- To do
All entries below are to be set down again, identical to the source.

=== Records for processing ===

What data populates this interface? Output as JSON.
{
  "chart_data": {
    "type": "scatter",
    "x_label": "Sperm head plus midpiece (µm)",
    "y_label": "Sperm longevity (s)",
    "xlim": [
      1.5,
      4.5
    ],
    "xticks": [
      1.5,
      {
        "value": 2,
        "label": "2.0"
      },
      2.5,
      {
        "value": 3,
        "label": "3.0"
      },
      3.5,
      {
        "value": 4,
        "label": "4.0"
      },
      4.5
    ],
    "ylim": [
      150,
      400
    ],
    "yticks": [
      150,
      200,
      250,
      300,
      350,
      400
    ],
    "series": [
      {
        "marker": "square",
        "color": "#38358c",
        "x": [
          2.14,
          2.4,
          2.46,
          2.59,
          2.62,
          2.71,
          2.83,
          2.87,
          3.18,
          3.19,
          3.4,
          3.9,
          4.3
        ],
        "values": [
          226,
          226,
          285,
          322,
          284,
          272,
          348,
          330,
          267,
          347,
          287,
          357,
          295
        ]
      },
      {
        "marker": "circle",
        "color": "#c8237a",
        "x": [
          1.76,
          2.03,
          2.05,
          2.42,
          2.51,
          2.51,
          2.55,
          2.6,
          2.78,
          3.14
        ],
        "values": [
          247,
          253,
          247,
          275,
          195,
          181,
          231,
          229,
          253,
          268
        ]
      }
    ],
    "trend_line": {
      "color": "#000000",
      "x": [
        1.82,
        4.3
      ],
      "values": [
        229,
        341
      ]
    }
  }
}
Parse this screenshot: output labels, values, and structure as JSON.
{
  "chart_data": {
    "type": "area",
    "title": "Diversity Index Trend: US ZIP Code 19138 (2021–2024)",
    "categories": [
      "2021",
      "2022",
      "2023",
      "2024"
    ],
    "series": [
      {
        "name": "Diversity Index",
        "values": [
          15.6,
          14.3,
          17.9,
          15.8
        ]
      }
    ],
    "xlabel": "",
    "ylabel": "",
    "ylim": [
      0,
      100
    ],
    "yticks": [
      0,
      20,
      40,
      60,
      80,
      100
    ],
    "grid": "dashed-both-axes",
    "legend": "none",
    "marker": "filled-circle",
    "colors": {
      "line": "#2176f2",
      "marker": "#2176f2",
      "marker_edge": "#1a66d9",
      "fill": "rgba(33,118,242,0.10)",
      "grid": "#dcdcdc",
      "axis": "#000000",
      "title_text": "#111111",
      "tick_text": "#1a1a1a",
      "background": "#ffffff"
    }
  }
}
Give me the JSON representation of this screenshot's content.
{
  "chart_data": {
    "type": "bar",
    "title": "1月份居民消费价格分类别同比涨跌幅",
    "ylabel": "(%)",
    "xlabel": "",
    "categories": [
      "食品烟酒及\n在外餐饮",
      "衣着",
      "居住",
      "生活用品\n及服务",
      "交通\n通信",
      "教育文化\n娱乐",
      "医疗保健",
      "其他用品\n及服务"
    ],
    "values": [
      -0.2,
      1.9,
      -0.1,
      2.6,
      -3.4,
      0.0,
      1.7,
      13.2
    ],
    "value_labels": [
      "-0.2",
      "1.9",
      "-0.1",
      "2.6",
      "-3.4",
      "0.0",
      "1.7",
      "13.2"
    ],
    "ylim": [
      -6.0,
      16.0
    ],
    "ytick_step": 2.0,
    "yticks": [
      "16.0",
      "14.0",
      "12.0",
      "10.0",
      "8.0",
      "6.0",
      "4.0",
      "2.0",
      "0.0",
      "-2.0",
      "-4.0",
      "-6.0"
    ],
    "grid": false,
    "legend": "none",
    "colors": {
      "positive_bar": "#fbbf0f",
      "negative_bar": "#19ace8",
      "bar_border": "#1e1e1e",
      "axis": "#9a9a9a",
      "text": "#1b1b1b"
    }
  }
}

===

- Response to the exercise
What data populates this interface? Output as JSON.
{
  "chart_data": {
    "type": "scatter",
    "x_label": "Sperm head plus midpiece (µm)",
    "y_label": "Sperm longevity (s)",
    "xlim": [
      1.5,
      4.5
    ],
    "xticks": [
      1.5,
      {
        "value": 2,
        "label": "2.0"
      },
      2.5,
      {
        "value": 3,
        "label": "3.0"
      },
      3.5,
      {
        "value": 4,
        "label": "4.0"
      },
      4.5
    ],
    "ylim": [
      150,
      400
    ],
    "yticks": [
      150,
      200,
      250,
      300,
      350,
      400
    ],
    "series": [
      {
        "marker": "square",
        "color": "#38358c",
        "x": [
          2.14,
          2.4,
          2.46,
          2.59,
          2.62,
          2.71,
          2.83,
          2.87,
          3.18,
          3.19,
          3.4,
          3.9,
          4.3
        ],
        "values": [
          226,
          226,
          285,
          322,
          284,
          272,
          348,
          330,
          267,
          347,
          287,
          357,
          295
        ]
      },
      {
        "marker": "circle",
        "color": "#c8237a",
        "x": [
          1.76,
          2.03,
          2.05,
          2.42,
          2.51,
          2.51,
          2.55,
          2.6,
          2.78,
          3.14
        ],
        "values": [
          247,
          253,
          247,
          275,
          195,
          181,
          231,
          229,
          253,
          268
        ]
      }
    ],
    "trend_line": {
      "color": "#000000",
      "x": [
        1.82,
        4.3
      ],
      "values": [
        229,
        341
      ]
    }
  }
}
Parse this screenshot: output labels, values, and structure as JSON.
{
  "chart_data": {
    "type": "area",
    "title": "Diversity Index Trend: US ZIP Code 19138 (2021–2024)",
    "categories": [
      "2021",
      "2022",
      "2023",
      "2024"
    ],
    "series": [
      {
        "name": "Diversity Index",
        "values": [
          15.6,
          14.3,
          17.9,
          15.8
        ]
      }
    ],
    "xlabel": "",
    "ylabel": "",
    "ylim": [
      0,
      100
    ],
    "yticks": [
      0,
      20,
      40,
      60,
      80,
      100
    ],
    "grid": "dashed-both-axes",
    "legend": "none",
    "marker": "filled-circle",
    "colors": {
      "line": "#2176f2",
      "marker": "#2176f2",
      "marker_edge": "#1a66d9",
      "fill": "rgba(33,118,242,0.10)",
      "grid": "#dcdcdc",
      "axis": "#000000",
      "title_text": "#111111",
      "tick_text": "#1a1a1a",
      "background": "#ffffff"
    }
  }
}
Give me the JSON representation of this screenshot's content.
{
  "chart_data": {
    "type": "bar",
    "title": "1月份居民消费价格分类别同比涨跌幅",
    "ylabel": "(%)",
    "xlabel": "",
    "categories": [
      "食品烟酒及\n在外餐饮",
      "衣着",
      "居住",
      "生活用品\n及服务",
      "交通\n通信",
      "教育文化\n娱乐",
      "医疗保健",
      "其他用品\n及服务"
    ],
    "values": [
      -0.2,
      1.9,
      -0.1,
      2.6,
      -3.4,
      0.0,
      1.7,
      13.2
    ],
    "value_labels": [
      "-0.2",
      "1.9",
      "-0.1",
      "2.6",
      "-3.4",
      "0.0",
      "1.7",
      "13.2"
    ],
    "ylim": [
      -6.0,
      16.0
    ],
    "ytick_step": 2.0,
    "yticks": [
      "16.0",
      "14.0",
      "12.0",
      "10.0",
      "8.0",
      "6.0",
      "4.0",
      "2.0",
      "0.0",
      "-2.0",
      "-4.0",
      "-6.0"
    ],
    "grid": false,
    "legend": "none",
    "colors": {
      "positive_bar": "#fbbf0f",
      "negative_bar": "#19ace8",
      "bar_border": "#1e1e1e",
      "axis": "#9a9a9a",
      "text": "#1b1b1b"
    }
  }
}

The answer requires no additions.